### Supplied data

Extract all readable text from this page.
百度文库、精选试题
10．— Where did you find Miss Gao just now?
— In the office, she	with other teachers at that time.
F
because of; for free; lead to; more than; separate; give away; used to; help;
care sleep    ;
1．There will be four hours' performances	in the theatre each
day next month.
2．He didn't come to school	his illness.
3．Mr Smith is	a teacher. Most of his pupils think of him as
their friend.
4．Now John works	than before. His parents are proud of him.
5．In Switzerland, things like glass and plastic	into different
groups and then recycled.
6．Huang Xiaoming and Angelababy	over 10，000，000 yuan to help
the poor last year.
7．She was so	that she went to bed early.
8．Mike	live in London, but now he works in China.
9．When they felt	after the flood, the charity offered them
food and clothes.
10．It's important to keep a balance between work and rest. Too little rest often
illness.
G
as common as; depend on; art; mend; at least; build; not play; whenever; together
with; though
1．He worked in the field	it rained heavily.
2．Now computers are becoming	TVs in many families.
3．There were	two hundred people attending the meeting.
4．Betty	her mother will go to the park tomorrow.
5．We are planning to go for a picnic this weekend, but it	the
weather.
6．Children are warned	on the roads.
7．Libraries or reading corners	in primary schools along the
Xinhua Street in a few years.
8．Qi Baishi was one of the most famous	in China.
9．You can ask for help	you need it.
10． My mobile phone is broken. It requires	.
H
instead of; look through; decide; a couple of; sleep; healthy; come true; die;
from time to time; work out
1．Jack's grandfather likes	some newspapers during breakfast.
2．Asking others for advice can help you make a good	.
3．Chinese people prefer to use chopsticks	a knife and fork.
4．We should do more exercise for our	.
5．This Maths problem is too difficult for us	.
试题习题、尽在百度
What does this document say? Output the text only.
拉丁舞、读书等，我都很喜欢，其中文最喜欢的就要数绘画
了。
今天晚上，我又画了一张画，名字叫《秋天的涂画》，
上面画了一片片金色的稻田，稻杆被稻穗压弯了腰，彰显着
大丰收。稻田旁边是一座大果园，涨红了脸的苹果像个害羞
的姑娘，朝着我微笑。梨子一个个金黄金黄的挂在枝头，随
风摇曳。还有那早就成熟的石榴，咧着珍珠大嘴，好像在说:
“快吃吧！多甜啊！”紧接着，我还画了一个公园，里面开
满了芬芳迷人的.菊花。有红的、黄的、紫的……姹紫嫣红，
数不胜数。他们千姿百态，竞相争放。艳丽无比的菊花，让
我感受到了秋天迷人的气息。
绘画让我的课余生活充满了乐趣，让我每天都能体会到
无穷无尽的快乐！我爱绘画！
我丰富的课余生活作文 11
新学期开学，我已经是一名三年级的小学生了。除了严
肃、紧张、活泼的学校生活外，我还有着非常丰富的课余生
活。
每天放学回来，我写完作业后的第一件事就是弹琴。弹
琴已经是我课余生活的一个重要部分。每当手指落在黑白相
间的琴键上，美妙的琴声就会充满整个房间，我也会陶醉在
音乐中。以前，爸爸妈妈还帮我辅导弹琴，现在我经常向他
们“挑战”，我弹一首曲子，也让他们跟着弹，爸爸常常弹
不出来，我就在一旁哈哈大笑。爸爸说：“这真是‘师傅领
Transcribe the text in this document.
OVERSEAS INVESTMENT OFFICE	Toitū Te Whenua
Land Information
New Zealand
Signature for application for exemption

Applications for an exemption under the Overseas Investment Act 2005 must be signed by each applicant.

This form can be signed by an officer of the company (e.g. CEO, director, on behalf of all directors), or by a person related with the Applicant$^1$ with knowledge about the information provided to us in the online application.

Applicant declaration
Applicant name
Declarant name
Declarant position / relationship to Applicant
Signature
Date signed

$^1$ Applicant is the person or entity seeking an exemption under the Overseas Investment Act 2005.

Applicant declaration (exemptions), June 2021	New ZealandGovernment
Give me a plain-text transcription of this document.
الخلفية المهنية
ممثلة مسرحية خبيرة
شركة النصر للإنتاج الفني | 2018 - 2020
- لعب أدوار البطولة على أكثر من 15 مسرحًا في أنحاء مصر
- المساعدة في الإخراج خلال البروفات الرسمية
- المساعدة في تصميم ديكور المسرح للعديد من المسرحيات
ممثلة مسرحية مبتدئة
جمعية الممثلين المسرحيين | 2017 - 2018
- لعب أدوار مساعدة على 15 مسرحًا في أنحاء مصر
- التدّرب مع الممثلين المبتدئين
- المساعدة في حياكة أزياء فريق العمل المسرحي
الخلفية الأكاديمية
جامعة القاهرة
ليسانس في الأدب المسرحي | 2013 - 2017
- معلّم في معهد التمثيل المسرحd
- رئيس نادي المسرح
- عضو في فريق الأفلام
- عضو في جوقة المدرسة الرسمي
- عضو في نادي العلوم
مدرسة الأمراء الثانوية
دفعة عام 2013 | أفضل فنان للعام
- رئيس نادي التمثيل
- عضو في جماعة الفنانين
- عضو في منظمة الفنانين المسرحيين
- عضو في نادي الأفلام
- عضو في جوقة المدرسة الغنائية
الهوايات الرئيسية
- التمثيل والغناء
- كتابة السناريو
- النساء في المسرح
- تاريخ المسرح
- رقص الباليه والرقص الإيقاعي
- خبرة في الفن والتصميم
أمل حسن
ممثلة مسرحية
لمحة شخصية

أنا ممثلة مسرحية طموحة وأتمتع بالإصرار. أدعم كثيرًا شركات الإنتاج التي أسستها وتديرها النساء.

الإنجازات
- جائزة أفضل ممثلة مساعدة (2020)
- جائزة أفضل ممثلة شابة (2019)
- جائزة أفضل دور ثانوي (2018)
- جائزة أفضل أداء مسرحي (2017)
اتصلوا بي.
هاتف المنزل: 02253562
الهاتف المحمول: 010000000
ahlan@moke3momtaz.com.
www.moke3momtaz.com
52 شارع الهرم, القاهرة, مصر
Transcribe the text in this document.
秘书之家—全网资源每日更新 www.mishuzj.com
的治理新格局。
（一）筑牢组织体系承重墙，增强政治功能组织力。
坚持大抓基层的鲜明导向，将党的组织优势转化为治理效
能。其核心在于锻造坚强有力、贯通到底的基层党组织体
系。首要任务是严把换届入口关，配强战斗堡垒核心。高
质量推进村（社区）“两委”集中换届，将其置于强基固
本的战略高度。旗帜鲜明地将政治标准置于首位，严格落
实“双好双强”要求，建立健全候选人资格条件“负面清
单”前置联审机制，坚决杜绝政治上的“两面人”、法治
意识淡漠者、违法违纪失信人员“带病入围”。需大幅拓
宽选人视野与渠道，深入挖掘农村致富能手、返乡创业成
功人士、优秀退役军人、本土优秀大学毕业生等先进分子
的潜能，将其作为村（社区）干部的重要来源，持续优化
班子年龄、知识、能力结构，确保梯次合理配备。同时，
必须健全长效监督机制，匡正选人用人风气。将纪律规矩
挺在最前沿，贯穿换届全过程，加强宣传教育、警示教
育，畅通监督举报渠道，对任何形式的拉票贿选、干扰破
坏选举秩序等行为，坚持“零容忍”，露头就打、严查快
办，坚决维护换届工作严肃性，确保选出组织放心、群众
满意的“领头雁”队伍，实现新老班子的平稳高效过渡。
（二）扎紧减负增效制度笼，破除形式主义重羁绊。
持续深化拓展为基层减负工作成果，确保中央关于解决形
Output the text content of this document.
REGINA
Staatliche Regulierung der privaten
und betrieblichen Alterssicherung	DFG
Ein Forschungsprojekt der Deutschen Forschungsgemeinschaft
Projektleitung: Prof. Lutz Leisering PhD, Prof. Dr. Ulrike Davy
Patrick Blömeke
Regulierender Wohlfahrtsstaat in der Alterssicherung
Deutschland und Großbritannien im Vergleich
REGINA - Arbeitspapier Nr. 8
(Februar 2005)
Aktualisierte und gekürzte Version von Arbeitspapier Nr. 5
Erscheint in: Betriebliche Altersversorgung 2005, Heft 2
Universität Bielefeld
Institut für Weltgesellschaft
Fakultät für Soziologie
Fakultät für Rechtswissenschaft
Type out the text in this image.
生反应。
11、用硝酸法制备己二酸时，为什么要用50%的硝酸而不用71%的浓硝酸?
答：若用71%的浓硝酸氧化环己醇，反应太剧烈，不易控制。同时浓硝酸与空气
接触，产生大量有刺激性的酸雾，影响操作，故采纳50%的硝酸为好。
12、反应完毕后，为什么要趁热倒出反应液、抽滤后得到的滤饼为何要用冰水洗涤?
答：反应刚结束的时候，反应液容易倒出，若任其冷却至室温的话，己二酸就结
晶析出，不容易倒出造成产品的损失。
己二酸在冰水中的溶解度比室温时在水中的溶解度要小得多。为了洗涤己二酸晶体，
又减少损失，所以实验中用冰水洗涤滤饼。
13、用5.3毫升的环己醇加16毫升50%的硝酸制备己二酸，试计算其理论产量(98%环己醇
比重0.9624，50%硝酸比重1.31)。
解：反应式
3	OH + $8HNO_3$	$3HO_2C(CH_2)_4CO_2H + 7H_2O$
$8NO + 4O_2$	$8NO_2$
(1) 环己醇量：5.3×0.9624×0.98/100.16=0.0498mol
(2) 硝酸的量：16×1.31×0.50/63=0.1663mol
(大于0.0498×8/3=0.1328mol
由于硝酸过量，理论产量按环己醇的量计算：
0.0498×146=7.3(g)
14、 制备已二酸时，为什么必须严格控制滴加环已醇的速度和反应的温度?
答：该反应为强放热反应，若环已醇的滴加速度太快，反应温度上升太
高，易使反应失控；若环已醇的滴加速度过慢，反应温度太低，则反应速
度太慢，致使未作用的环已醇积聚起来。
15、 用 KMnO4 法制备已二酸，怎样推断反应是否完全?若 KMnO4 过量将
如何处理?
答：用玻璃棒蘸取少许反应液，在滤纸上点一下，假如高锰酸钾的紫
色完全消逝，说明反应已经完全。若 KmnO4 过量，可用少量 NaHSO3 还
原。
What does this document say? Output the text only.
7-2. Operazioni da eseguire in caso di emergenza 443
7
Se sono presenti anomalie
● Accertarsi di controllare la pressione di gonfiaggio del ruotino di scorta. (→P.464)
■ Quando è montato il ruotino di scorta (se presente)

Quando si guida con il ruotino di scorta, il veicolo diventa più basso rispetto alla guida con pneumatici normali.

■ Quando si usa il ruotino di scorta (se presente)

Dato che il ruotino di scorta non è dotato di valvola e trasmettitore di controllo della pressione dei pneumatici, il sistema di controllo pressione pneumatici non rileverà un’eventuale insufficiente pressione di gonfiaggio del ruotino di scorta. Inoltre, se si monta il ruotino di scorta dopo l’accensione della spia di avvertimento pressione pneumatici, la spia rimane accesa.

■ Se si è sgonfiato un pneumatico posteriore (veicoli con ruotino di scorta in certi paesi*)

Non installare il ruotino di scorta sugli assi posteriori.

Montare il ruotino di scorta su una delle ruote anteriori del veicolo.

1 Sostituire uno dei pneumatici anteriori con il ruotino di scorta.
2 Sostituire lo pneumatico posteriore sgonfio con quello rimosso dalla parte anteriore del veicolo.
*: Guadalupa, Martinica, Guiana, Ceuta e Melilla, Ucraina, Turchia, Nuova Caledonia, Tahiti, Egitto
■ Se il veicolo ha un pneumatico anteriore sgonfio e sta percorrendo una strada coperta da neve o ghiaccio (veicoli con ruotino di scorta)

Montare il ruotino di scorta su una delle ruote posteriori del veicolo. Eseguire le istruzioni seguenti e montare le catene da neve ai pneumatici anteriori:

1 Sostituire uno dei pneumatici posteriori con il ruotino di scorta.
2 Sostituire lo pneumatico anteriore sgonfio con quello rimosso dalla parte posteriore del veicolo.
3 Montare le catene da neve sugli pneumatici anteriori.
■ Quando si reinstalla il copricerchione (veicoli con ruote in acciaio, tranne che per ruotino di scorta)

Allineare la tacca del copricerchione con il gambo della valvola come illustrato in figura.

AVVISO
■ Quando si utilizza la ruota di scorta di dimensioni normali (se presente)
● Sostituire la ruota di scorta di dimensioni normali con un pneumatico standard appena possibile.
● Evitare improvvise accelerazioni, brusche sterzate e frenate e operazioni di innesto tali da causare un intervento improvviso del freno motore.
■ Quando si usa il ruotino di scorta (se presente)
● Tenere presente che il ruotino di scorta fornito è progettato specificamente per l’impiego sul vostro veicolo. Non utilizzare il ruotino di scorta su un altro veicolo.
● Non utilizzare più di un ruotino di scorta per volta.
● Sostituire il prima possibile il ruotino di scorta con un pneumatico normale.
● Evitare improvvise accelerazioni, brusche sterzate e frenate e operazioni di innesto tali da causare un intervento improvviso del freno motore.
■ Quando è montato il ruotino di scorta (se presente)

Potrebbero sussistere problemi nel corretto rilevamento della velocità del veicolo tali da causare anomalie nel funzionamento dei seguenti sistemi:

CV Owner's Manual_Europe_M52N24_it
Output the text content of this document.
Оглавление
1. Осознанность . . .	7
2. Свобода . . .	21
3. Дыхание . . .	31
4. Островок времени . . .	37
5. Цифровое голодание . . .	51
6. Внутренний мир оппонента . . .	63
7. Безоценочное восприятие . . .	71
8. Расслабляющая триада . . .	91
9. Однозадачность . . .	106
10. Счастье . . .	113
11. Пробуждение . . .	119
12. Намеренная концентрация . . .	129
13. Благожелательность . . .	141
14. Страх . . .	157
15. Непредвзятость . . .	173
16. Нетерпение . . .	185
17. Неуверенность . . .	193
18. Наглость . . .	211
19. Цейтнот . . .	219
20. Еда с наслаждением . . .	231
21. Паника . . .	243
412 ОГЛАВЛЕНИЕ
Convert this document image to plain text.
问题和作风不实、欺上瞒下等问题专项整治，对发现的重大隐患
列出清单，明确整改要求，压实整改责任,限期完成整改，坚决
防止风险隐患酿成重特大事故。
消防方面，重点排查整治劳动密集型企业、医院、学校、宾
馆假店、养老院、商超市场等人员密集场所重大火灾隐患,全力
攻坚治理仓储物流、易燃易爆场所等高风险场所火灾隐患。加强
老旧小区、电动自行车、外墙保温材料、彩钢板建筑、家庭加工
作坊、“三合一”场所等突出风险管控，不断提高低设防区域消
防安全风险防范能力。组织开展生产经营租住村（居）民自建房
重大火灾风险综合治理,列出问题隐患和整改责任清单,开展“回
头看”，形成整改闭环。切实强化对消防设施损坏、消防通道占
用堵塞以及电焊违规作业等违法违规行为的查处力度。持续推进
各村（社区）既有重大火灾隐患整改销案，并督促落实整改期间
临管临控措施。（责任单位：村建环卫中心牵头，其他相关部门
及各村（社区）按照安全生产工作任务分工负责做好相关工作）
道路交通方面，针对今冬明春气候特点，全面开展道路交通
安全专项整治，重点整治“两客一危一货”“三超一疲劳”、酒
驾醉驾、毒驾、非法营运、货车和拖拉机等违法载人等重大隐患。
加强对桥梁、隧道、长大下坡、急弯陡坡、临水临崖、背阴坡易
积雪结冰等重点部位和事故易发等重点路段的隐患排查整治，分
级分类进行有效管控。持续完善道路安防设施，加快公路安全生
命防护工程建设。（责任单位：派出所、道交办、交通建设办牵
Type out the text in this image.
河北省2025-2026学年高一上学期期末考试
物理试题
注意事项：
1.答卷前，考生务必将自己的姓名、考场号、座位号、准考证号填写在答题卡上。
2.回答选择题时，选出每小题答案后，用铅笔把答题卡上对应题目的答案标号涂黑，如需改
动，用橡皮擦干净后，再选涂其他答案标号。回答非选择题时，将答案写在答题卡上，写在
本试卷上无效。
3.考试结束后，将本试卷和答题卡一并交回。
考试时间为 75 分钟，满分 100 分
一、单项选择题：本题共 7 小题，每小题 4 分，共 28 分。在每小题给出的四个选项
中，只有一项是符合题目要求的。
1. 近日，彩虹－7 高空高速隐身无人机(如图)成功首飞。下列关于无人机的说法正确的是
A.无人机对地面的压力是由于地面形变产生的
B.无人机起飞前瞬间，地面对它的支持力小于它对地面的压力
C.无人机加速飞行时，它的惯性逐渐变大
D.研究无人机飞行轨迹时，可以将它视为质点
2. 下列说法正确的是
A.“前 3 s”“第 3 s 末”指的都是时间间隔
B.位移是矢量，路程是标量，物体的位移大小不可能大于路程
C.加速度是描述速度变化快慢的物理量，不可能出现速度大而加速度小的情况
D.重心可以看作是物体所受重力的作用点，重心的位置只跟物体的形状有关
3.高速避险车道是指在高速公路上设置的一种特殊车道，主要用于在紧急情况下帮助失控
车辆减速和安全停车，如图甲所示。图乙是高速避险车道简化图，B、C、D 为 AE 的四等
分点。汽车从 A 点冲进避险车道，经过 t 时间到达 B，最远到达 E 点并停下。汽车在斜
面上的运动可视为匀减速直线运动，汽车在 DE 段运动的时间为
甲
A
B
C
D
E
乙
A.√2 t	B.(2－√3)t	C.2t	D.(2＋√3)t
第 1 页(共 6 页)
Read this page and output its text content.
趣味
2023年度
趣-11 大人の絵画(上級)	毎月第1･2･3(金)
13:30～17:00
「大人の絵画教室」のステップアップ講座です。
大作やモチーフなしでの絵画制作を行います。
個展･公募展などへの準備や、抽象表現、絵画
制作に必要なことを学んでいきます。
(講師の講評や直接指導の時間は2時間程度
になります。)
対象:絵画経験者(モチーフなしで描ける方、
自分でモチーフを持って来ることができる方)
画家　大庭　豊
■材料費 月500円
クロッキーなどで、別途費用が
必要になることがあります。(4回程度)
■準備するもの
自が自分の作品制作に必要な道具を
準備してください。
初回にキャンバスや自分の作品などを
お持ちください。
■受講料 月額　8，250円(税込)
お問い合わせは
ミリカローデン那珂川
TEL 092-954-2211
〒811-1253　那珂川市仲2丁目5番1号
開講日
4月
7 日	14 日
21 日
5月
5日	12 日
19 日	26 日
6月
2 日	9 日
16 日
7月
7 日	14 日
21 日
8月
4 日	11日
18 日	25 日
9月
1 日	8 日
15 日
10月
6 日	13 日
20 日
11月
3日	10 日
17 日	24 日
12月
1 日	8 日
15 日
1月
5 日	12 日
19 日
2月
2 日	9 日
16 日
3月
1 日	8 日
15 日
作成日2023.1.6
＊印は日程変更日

### What to work on
Find all lines where the word "Montare" appears. Copy them.

### Exercise output
Montare il ruotino di scorta su una delle ruote anteriori del veicolo.
Montare il ruotino di scorta su una delle ruote posteriori del veicolo. Eseguire le istruzioni seguenti e montare le catene da neve ai pneumatici anteriori:
3 Montare le catene da neve sugli pneumatici anteriori.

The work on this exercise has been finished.